**WHAT TO PRODUCE:** Print the full listing exactly.

**DATA TO PROCESS:**
______

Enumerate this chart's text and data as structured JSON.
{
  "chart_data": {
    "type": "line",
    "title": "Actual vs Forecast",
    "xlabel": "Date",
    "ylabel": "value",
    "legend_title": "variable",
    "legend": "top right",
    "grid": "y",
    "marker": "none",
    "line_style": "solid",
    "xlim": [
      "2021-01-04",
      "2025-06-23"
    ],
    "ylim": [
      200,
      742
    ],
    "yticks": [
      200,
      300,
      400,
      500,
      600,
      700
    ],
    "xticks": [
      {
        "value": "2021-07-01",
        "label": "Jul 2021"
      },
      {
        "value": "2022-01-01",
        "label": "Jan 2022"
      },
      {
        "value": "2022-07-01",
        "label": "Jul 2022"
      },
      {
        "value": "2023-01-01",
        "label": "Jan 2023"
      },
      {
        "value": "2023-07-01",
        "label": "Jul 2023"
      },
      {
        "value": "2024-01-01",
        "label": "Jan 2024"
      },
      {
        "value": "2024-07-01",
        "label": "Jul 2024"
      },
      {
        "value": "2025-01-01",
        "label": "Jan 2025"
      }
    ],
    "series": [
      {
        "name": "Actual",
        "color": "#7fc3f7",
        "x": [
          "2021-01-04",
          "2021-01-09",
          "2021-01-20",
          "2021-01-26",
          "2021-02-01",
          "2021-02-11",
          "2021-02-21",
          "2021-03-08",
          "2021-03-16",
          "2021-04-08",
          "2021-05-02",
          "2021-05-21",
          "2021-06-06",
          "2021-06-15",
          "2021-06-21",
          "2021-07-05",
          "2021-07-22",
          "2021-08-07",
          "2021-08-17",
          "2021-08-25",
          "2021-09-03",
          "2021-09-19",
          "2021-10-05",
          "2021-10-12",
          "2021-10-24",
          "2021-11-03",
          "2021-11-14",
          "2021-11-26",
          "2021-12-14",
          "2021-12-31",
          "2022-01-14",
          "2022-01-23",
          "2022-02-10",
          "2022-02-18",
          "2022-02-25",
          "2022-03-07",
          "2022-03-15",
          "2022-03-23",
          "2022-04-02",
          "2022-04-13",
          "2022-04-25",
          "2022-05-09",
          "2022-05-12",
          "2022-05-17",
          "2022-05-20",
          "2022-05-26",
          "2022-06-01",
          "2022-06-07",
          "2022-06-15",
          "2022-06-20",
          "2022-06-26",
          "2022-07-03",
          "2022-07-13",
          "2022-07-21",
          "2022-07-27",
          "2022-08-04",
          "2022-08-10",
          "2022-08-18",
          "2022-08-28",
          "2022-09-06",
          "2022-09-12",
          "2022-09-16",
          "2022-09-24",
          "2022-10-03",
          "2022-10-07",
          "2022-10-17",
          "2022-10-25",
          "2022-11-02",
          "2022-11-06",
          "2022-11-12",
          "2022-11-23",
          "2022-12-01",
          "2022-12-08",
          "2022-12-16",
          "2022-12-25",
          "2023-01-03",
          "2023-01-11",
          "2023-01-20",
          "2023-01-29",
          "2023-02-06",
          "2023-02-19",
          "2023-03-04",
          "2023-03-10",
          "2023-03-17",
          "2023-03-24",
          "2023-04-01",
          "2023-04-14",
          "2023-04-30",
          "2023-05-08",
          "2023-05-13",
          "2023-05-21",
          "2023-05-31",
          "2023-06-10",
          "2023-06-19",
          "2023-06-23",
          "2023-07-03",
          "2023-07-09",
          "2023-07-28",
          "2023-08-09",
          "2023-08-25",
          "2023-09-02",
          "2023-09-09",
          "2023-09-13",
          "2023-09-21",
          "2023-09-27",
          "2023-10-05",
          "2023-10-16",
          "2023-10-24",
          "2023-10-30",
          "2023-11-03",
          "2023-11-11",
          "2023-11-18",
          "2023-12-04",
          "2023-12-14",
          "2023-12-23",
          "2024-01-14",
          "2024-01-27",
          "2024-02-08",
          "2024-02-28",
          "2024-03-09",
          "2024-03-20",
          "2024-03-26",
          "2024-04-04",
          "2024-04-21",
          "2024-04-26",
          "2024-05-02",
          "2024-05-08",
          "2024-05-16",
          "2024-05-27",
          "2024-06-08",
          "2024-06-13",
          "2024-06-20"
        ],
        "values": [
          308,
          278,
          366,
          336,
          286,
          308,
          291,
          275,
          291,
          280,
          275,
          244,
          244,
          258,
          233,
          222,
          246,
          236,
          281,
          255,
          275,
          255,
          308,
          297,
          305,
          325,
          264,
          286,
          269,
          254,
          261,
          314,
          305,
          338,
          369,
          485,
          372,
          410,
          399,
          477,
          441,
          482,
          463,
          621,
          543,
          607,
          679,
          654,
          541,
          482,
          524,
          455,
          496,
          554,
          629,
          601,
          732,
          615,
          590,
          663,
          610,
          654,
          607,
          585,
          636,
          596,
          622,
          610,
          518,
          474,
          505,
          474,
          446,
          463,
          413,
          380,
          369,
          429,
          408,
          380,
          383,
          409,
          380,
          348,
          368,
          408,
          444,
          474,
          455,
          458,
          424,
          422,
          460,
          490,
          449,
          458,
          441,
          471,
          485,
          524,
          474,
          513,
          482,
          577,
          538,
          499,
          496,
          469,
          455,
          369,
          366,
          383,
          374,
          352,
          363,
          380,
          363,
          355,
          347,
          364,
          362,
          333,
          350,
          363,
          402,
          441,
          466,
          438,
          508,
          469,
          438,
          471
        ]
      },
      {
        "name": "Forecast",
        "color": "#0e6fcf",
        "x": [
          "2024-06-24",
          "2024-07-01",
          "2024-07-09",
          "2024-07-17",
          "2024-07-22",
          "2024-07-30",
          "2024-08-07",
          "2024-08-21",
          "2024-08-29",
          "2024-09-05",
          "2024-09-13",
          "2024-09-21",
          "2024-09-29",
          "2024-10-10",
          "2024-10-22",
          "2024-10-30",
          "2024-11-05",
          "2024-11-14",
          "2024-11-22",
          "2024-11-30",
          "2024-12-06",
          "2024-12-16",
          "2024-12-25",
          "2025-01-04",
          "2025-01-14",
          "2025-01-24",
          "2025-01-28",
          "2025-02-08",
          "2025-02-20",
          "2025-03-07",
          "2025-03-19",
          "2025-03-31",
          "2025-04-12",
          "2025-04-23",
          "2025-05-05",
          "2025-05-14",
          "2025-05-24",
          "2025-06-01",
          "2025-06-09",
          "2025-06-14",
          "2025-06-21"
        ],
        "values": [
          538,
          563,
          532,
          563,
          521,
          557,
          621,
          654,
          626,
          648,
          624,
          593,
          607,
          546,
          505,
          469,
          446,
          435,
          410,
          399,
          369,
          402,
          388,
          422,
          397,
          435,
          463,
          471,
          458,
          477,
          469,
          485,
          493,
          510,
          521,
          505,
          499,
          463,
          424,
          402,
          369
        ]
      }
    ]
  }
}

______

**FINISHED ANSWER:**
Enumerate this chart's text and data as structured JSON.
{
  "chart_data": {
    "type": "line",
    "title": "Actual vs Forecast",
    "xlabel": "Date",
    "ylabel": "value",
    "legend_title": "variable",
    "legend": "top right",
    "grid": "y",
    "marker": "none",
    "line_style": "solid",
    "xlim": [
      "2021-01-04",
      "2025-06-23"
    ],
    "ylim": [
      200,
      742
    ],
    "yticks": [
      200,
      300,
      400,
      500,
      600,
      700
    ],
    "xticks": [
      {
        "value": "2021-07-01",
        "label": "Jul 2021"
      },
      {
        "value": "2022-01-01",
        "label": "Jan 2022"
      },
      {
        "value": "2022-07-01",
        "label": "Jul 2022"
      },
      {
        "value": "2023-01-01",
        "label": "Jan 2023"
      },
      {
        "value": "2023-07-01",
        "label": "Jul 2023"
      },
      {
        "value": "2024-01-01",
        "label": "Jan 2024"
      },
      {
        "value": "2024-07-01",
        "label": "Jul 2024"
      },
      {
        "value": "2025-01-01",
        "label": "Jan 2025"
      }
    ],
    "series": [
      {
        "name": "Actual",
        "color": "#7fc3f7",
        "x": [
          "2021-01-04",
          "2021-01-09",
          "2021-01-20",
          "2021-01-26",
          "2021-02-01",
          "2021-02-11",
          "2021-02-21",
          "2021-03-08",
          "2021-03-16",
          "2021-04-08",
          "2021-05-02",
          "2021-05-21",
          "2021-06-06",
          "2021-06-15",
          "2021-06-21",
          "2021-07-05",
          "2021-07-22",
          "2021-08-07",
          "2021-08-17",
          "2021-08-25",
          "2021-09-03",
          "2021-09-19",
          "2021-10-05",
          "2021-10-12",
          "2021-10-24",
          "2021-11-03",
          "2021-11-14",
          "2021-11-26",
          "2021-12-14",
          "2021-12-31",
          "2022-01-14",
          "2022-01-23",
          "2022-02-10",
          "2022-02-18",
          "2022-02-25",
          "2022-03-07",
          "2022-03-15",
          "2022-03-23",
          "2022-04-02",
          "2022-04-13",
          "2022-04-25",
          "2022-05-09",
          "2022-05-12",
          "2022-05-17",
          "2022-05-20",
          "2022-05-26",
          "2022-06-01",
          "2022-06-07",
          "2022-06-15",
          "2022-06-20",
          "2022-06-26",
          "2022-07-03",
          "2022-07-13",
          "2022-07-21",
          "2022-07-27",
          "2022-08-04",
          "2022-08-10",
          "2022-08-18",
          "2022-08-28",
          "2022-09-06",
          "2022-09-12",
          "2022-09-16",
          "2022-09-24",
          "2022-10-03",
          "2022-10-07",
          "2022-10-17",
          "2022-10-25",
          "2022-11-02",
          "2022-11-06",
          "2022-11-12",
          "2022-11-23",
          "2022-12-01",
          "2022-12-08",
          "2022-12-16",
          "2022-12-25",
          "2023-01-03",
          "2023-01-11",
          "2023-01-20",
          "2023-01-29",
          "2023-02-06",
          "2023-02-19",
          "2023-03-04",
          "2023-03-10",
          "2023-03-17",
          "2023-03-24",
          "2023-04-01",
          "2023-04-14",
          "2023-04-30",
          "2023-05-08",
          "2023-05-13",
          "2023-05-21",
          "2023-05-31",
          "2023-06-10",
          "2023-06-19",
          "2023-06-23",
          "2023-07-03",
          "2023-07-09",
          "2023-07-28",
          "2023-08-09",
          "2023-08-25",
          "2023-09-02",
          "2023-09-09",
          "2023-09-13",
          "2023-09-21",
          "2023-09-27",
          "2023-10-05",
          "2023-10-16",
          "2023-10-24",
          "2023-10-30",
          "2023-11-03",
          "2023-11-11",
          "2023-11-18",
          "2023-12-04",
          "2023-12-14",
          "2023-12-23",
          "2024-01-14",
          "2024-01-27",
          "2024-02-08",
          "2024-02-28",
          "2024-03-09",
          "2024-03-20",
          "2024-03-26",
          "2024-04-04",
          "2024-04-21",
          "2024-04-26",
          "2024-05-02",
          "2024-05-08",
          "2024-05-16",
          "2024-05-27",
          "2024-06-08",
          "2024-06-13",
          "2024-06-20"
        ],
        "values": [
          308,
          278,
          366,
          336,
          286,
          308,
          291,
          275,
          291,
          280,
          275,
          244,
          244,
          258,
          233,
          222,
          246,
          236,
          281,
          255,
          275,
          255,
          308,
          297,
          305,
          325,
          264,
          286,
          269,
          254,
          261,
          314,
          305,
          338,
          369,
          485,
          372,
          410,
          399,
          477,
          441,
          482,
          463,
          621,
          543,
          607,
          679,
          654,
          541,
          482,
          524,
          455,
          496,
          554,
          629,
          601,
          732,
          615,
          590,
          663,
          610,
          654,
          607,
          585,
          636,
          596,
          622,
          610,
          518,
          474,
          505,
          474,
          446,
          463,
          413,
          380,
          369,
          429,
          408,
          380,
          383,
          409,
          380,
          348,
          368,
          408,
          444,
          474,
          455,
          458,
          424,
          422,
          460,
          490,
          449,
          458,
          441,
          471,
          485,
          524,
          474,
          513,
          482,
          577,
          538,
          499,
          496,
          469,
          455,
          369,
          366,
          383,
          374,
          352,
          363,
          380,
          363,
          355,
          347,
          364,
          362,
          333,
          350,
          363,
          402,
          441,
          466,
          438,
          508,
          469,
          438,
          471
        ]
      },
      {
        "name": "Forecast",
        "color": "#0e6fcf",
        "x": [
          "2024-06-24",
          "2024-07-01",
          "2024-07-09",
          "2024-07-17",
          "2024-07-22",
          "2024-07-30",
          "2024-08-07",
          "2024-08-21",
          "2024-08-29",
          "2024-09-05",
          "2024-09-13",
          "2024-09-21",
          "2024-09-29",
          "2024-10-10",
          "2024-10-22",
          "2024-10-30",
          "2024-11-05",
          "2024-11-14",
          "2024-11-22",
          "2024-11-30",
          "2024-12-06",
          "2024-12-16",
          "2024-12-25",
          "2025-01-04",
          "2025-01-14",
          "2025-01-24",
          "2025-01-28",
          "2025-02-08",
          "2025-02-20",
          "2025-03-07",
          "2025-03-19",
          "2025-03-31",
          "2025-04-12",
          "2025-04-23",
          "2025-05-05",
          "2025-05-14",
          "2025-05-24",
          "2025-06-01",
          "2025-06-09",
          "2025-06-14",
          "2025-06-21"
        ],
        "values": [
          538,
          563,
          532,
          563,
          521,
          557,
          621,
          654,
          626,
          648,
          624,
          593,
          607,
          546,
          505,
          469,
          446,
          435,
          410,
          399,
          369,
          402,
          388,
          422,
          397,
          435,
          463,
          471,
          458,
          477,
          469,
          485,
          493,
          510,
          521,
          505,
          499,
          463,
          424,
          402,
          369
        ]
      }
    ]
  }
}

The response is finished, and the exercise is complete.